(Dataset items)
════════════════════

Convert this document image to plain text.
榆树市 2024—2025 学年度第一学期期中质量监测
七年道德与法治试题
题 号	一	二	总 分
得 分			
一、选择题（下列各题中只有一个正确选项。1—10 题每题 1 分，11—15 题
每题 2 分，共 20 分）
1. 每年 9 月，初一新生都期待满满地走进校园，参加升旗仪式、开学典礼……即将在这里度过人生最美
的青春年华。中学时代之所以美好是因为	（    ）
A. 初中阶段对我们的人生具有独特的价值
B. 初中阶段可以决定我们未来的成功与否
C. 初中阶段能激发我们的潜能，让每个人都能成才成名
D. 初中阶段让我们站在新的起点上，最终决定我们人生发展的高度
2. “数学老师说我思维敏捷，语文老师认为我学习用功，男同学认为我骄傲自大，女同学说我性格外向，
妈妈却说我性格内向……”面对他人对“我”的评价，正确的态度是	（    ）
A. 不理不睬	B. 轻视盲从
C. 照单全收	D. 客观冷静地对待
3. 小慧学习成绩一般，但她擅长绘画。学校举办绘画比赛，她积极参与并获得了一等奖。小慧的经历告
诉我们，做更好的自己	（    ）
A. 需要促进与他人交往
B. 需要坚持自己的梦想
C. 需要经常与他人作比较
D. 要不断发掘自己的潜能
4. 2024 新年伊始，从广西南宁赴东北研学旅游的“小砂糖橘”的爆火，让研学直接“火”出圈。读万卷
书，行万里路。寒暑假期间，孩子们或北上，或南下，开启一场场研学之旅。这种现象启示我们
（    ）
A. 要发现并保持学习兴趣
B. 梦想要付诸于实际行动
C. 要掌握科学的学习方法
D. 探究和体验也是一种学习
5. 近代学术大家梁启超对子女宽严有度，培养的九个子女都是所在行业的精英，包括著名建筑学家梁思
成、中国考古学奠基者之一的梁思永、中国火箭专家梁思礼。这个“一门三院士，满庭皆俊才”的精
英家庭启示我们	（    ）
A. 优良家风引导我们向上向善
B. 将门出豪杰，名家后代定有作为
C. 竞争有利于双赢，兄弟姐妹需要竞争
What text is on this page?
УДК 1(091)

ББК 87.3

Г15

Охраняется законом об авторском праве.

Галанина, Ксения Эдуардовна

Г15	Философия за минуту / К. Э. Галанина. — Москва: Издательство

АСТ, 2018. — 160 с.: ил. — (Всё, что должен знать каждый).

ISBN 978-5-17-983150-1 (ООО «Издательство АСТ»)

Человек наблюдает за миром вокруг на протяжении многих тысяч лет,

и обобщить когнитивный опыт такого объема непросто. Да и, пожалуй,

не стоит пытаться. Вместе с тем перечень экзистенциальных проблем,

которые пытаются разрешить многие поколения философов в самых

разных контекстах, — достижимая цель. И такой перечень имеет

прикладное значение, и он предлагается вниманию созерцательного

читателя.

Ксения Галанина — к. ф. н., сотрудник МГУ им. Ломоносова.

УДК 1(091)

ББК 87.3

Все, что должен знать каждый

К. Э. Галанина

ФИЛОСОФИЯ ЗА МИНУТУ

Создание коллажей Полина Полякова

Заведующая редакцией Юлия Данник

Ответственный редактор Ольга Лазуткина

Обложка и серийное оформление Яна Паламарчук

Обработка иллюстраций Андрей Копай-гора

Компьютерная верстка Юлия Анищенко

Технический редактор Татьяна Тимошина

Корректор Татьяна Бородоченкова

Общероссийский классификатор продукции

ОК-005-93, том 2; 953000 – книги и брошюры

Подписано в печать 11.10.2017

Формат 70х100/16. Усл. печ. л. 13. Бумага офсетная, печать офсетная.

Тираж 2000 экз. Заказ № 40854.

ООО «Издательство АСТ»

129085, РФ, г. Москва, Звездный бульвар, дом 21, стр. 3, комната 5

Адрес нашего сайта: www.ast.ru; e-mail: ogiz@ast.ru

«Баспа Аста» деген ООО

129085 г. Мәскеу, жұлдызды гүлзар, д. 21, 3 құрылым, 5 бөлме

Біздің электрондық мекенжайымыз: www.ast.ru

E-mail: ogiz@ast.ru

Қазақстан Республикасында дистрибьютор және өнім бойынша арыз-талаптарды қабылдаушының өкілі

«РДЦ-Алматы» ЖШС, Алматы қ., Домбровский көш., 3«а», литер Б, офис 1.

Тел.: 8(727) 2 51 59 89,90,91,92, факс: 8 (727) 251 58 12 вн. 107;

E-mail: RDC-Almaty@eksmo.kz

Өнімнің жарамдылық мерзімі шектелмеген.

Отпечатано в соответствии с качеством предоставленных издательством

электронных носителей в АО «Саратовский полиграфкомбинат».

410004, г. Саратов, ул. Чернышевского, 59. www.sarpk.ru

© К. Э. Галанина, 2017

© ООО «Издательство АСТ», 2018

════════════════════

#### GIVEN REQUEST:
Out of the preceding entries, pull every line containing the string "печать".

#### TASK RESULT:
Подписано в печать 11.10.2017
Формат 70х100/16. Усл. печ. л. 13. Бумага офсетная, печать офсетная.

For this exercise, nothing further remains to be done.